→ Task prompt
Exactly reproduce all the records, keeping pictures out of the copy.

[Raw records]
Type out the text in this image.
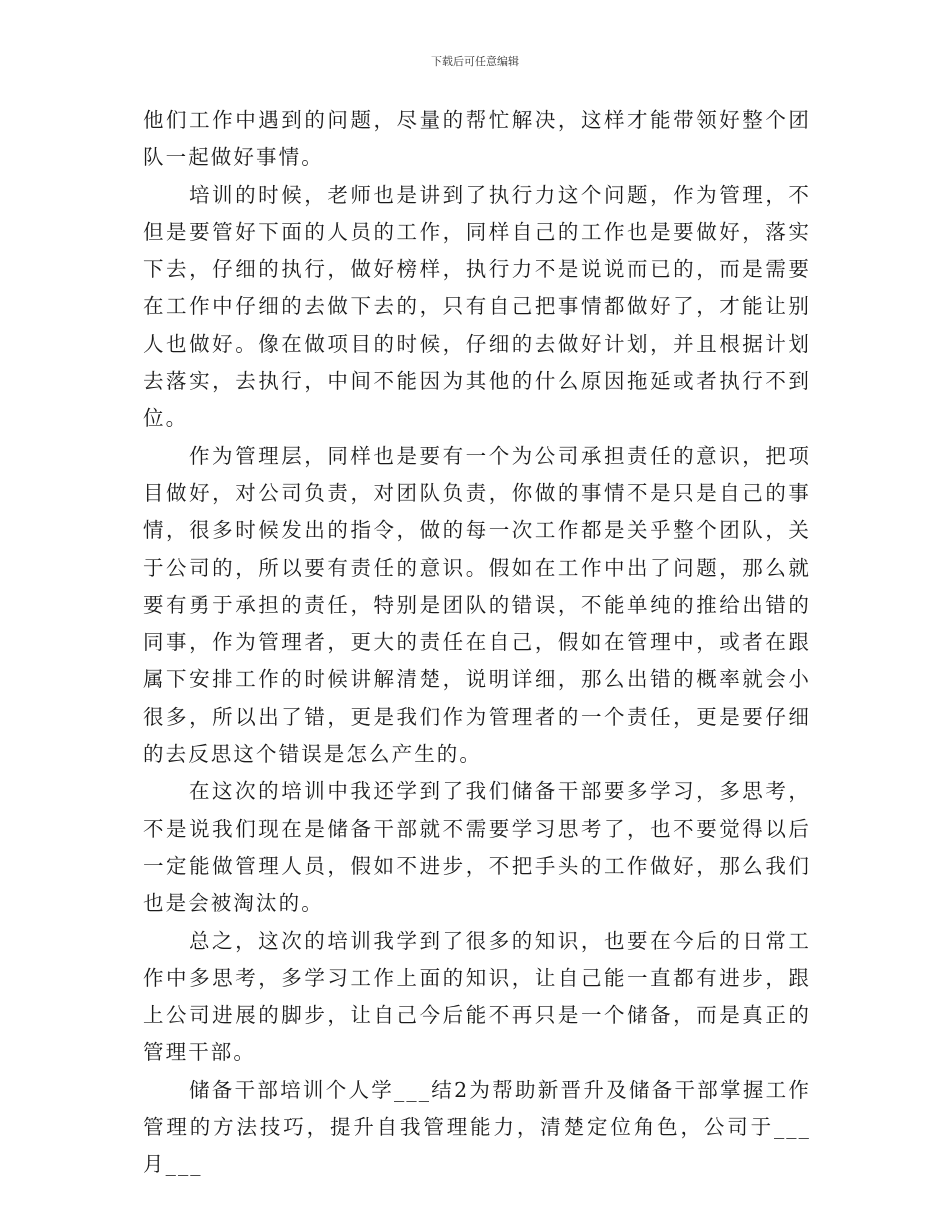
下载后可任意编辑

他们工作中遇到的问题，尽量的帮忙解决，这样才能带领好整个团队一起做好事情。

培训的时候，老师也是讲到了执行力这个问题，作为管理，不但是要管好下面的人员的工作，同样自己的工作也是要做好，落实下去，仔细的执行，做好榜样，执行力不是说说而已的，而是需要在工作中仔细的去做下去的，只有自己把事情都做好了，才能让别人也做好。像在做项目的时候，仔细的去做好计划，并且根据计划去落实，去执行，中间不能因为其他的什么原因拖延或者执行不到位。

作为管理层，同样也是要有一个为公司承担责任的意识，把项目做好，对公司负责，对团队负责，你做的事情不是只是自己的事情，很多时候发出的指令，做的每一次工作都是关乎整个团队，关于公司的，所以要有责任的意识。假如在工作中出了问题，那么就要有勇于承担的责任，特别是团队的错误，不能单纯的推给出错的同事，作为管理者，更大的责任在自己，假如在管理中，或者在跟属下安排工作的时候讲解清楚，说明详细，那么出错的概率就会小很多，所以出了错，更是我们作为管理者的一个责任，更是要仔细的去反思这个错误是怎么产生的。

在这次的培训中我还学到了我们储备干部要多学习，多思考，不是说我们现在是储备干部就不需要学习思考了，也不要觉得以后一定能做管理人员，假如不进步，不把手头的工作做好，那么我们也是会被淘汰的。

总之，这次的培训我学到了很多的知识，也要在今后的日常工作中多思考，多学习工作上面的知识，让自己能一直都有进步，跟上公司进展的脚步，让自己今后能不再只是一个储备，而是真正的管理干部。

储备干部培训个人学___结2为帮助新晋升及储备干部掌握工作管理的方法技巧，提升自我管理能力，清楚定位角色，公司于___月___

→ Exercise response
Type out the text in this image.
下载后可任意编辑

他们工作中遇到的问题，尽量的帮忙解决，这样才能带领好整个团队一起做好事情。

培训的时候，老师也是讲到了执行力这个问题，作为管理，不但是要管好下面的人员的工作，同样自己的工作也是要做好，落实下去，仔细的执行，做好榜样，执行力不是说说而已的，而是需要在工作中仔细的去做下去的，只有自己把事情都做好了，才能让别人也做好。像在做项目的时候，仔细的去做好计划，并且根据计划去落实，去执行，中间不能因为其他的什么原因拖延或者执行不到位。

作为管理层，同样也是要有一个为公司承担责任的意识，把项目做好，对公司负责，对团队负责，你做的事情不是只是自己的事情，很多时候发出的指令，做的每一次工作都是关乎整个团队，关于公司的，所以要有责任的意识。假如在工作中出了问题，那么就要有勇于承担的责任，特别是团队的错误，不能单纯的推给出错的同事，作为管理者，更大的责任在自己，假如在管理中，或者在跟属下安排工作的时候讲解清楚，说明详细，那么出错的概率就会小很多，所以出了错，更是我们作为管理者的一个责任，更是要仔细的去反思这个错误是怎么产生的。

在这次的培训中我还学到了我们储备干部要多学习，多思考，不是说我们现在是储备干部就不需要学习思考了，也不要觉得以后一定能做管理人员，假如不进步，不把手头的工作做好，那么我们也是会被淘汰的。

总之，这次的培训我学到了很多的知识，也要在今后的日常工作中多思考，多学习工作上面的知识，让自己能一直都有进步，跟上公司进展的脚步，让自己今后能不再只是一个储备，而是真正的管理干部。

储备干部培训个人学___结2为帮助新晋升及储备干部掌握工作管理的方法技巧，提升自我管理能力，清楚定位角色，公司于___月___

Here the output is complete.